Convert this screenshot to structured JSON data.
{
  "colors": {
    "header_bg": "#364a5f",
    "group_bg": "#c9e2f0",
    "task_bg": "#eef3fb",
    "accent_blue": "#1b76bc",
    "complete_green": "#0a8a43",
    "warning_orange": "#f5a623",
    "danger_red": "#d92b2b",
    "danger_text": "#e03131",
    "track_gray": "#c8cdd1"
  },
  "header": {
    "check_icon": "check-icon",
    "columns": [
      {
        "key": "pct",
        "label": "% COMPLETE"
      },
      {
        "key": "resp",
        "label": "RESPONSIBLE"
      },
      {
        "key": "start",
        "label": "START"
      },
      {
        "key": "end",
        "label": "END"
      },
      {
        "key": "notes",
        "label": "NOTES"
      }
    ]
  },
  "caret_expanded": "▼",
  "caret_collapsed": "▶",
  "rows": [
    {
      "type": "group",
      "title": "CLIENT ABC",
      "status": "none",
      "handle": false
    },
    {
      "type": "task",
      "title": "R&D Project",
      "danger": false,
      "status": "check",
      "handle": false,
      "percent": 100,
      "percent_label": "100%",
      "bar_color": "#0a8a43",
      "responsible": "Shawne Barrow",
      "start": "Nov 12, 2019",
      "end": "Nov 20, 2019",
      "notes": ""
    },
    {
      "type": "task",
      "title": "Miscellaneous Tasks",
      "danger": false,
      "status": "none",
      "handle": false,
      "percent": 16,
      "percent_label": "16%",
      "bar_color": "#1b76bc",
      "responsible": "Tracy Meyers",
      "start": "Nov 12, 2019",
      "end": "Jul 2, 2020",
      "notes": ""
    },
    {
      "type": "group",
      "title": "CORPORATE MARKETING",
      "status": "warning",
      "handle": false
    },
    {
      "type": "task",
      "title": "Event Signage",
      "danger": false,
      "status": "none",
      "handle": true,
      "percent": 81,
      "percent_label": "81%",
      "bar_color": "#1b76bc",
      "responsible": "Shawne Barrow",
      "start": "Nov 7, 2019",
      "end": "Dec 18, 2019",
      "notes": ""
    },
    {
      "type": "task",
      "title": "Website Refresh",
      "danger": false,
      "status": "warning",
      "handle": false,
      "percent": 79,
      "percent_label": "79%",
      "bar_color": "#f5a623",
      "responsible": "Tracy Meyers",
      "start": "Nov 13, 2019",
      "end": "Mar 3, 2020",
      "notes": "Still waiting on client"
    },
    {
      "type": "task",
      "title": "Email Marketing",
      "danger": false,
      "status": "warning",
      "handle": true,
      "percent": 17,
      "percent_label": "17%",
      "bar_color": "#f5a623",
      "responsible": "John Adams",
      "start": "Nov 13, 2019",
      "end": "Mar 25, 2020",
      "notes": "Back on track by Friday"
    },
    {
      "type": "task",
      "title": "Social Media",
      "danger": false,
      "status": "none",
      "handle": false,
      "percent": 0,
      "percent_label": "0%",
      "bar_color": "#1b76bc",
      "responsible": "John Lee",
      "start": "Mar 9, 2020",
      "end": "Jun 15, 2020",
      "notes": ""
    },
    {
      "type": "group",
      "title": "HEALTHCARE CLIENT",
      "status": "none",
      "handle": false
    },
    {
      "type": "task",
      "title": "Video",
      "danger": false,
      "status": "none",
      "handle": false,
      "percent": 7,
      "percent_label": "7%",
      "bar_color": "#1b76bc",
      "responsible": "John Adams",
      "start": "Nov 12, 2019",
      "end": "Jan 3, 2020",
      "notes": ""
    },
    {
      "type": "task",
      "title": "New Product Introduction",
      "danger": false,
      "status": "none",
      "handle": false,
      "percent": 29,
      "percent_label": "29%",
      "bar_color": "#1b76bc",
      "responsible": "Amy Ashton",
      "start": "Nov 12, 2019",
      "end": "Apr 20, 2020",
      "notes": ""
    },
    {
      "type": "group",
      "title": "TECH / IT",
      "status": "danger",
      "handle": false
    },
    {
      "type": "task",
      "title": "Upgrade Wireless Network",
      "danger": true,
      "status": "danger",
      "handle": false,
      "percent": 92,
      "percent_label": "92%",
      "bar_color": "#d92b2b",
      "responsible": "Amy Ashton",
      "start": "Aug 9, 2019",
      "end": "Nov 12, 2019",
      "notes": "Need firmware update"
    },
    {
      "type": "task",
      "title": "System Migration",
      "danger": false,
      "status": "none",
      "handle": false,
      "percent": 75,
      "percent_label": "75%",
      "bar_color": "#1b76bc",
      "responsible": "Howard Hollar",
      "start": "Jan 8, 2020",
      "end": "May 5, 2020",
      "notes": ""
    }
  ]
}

__Work required__. Each line of the material above must be retyped precisely.

__Answer for the task__.
Convert this screenshot to structured JSON data.
{
  "colors": {
    "header_bg": "#364a5f",
    "group_bg": "#c9e2f0",
    "task_bg": "#eef3fb",
    "accent_blue": "#1b76bc",
    "complete_green": "#0a8a43",
    "warning_orange": "#f5a623",
    "danger_red": "#d92b2b",
    "danger_text": "#e03131",
    "track_gray": "#c8cdd1"
  },
  "header": {
    "check_icon": "check-icon",
    "columns": [
      {
        "key": "pct",
        "label": "% COMPLETE"
      },
      {
        "key": "resp",
        "label": "RESPONSIBLE"
      },
      {
        "key": "start",
        "label": "START"
      },
      {
        "key": "end",
        "label": "END"
      },
      {
        "key": "notes",
        "label": "NOTES"
      }
    ]
  },
  "caret_expanded": "▼",
  "caret_collapsed": "▶",
  "rows": [
    {
      "type": "group",
      "title": "CLIENT ABC",
      "status": "none",
      "handle": false
    },
    {
      "type": "task",
      "title": "R&D Project",
      "danger": false,
      "status": "check",
      "handle": false,
      "percent": 100,
      "percent_label": "100%",
      "bar_color": "#0a8a43",
      "responsible": "Shawne Barrow",
      "start": "Nov 12, 2019",
      "end": "Nov 20, 2019",
      "notes": ""
    },
    {
      "type": "task",
      "title": "Miscellaneous Tasks",
      "danger": false,
      "status": "none",
      "handle": false,
      "percent": 16,
      "percent_label": "16%",
      "bar_color": "#1b76bc",
      "responsible": "Tracy Meyers",
      "start": "Nov 12, 2019",
      "end": "Jul 2, 2020",
      "notes": ""
    },
    {
      "type": "group",
      "title": "CORPORATE MARKETING",
      "status": "warning",
      "handle": false
    },
    {
      "type": "task",
      "title": "Event Signage",
      "danger": false,
      "status": "none",
      "handle": true,
      "percent": 81,
      "percent_label": "81%",
      "bar_color": "#1b76bc",
      "responsible": "Shawne Barrow",
      "start": "Nov 7, 2019",
      "end": "Dec 18, 2019",
      "notes": ""
    },
    {
      "type": "task",
      "title": "Website Refresh",
      "danger": false,
      "status": "warning",
      "handle": false,
      "percent": 79,
      "percent_label": "79%",
      "bar_color": "#f5a623",
      "responsible": "Tracy Meyers",
      "start": "Nov 13, 2019",
      "end": "Mar 3, 2020",
      "notes": "Still waiting on client"
    },
    {
      "type": "task",
      "title": "Email Marketing",
      "danger": false,
      "status": "warning",
      "handle": true,
      "percent": 17,
      "percent_label": "17%",
      "bar_color": "#f5a623",
      "responsible": "John Adams",
      "start": "Nov 13, 2019",
      "end": "Mar 25, 2020",
      "notes": "Back on track by Friday"
    },
    {
      "type": "task",
      "title": "Social Media",
      "danger": false,
      "status": "none",
      "handle": false,
      "percent": 0,
      "percent_label": "0%",
      "bar_color": "#1b76bc",
      "responsible": "John Lee",
      "start": "Mar 9, 2020",
      "end": "Jun 15, 2020",
      "notes": ""
    },
    {
      "type": "group",
      "title": "HEALTHCARE CLIENT",
      "status": "none",
      "handle": false
    },
    {
      "type": "task",
      "title": "Video",
      "danger": false,
      "status": "none",
      "handle": false,
      "percent": 7,
      "percent_label": "7%",
      "bar_color": "#1b76bc",
      "responsible": "John Adams",
      "start": "Nov 12, 2019",
      "end": "Jan 3, 2020",
      "notes": ""
    },
    {
      "type": "task",
      "title": "New Product Introduction",
      "danger": false,
      "status": "none",
      "handle": false,
      "percent": 29,
      "percent_label": "29%",
      "bar_color": "#1b76bc",
      "responsible": "Amy Ashton",
      "start": "Nov 12, 2019",
      "end": "Apr 20, 2020",
      "notes": ""
    },
    {
      "type": "group",
      "title": "TECH / IT",
      "status": "danger",
      "handle": false
    },
    {
      "type": "task",
      "title": "Upgrade Wireless Network",
      "danger": true,
      "status": "danger",
      "handle": false,
      "percent": 92,
      "percent_label": "92%",
      "bar_color": "#d92b2b",
      "responsible": "Amy Ashton",
      "start": "Aug 9, 2019",
      "end": "Nov 12, 2019",
      "notes": "Need firmware update"
    },
    {
      "type": "task",
      "title": "System Migration",
      "danger": false,
      "status": "none",
      "handle": false,
      "percent": 75,
      "percent_label": "75%",
      "bar_color": "#1b76bc",
      "responsible": "Howard Hollar",
      "start": "Jan 8, 2020",
      "end": "May 5, 2020",
      "notes": ""
    }
  ]
}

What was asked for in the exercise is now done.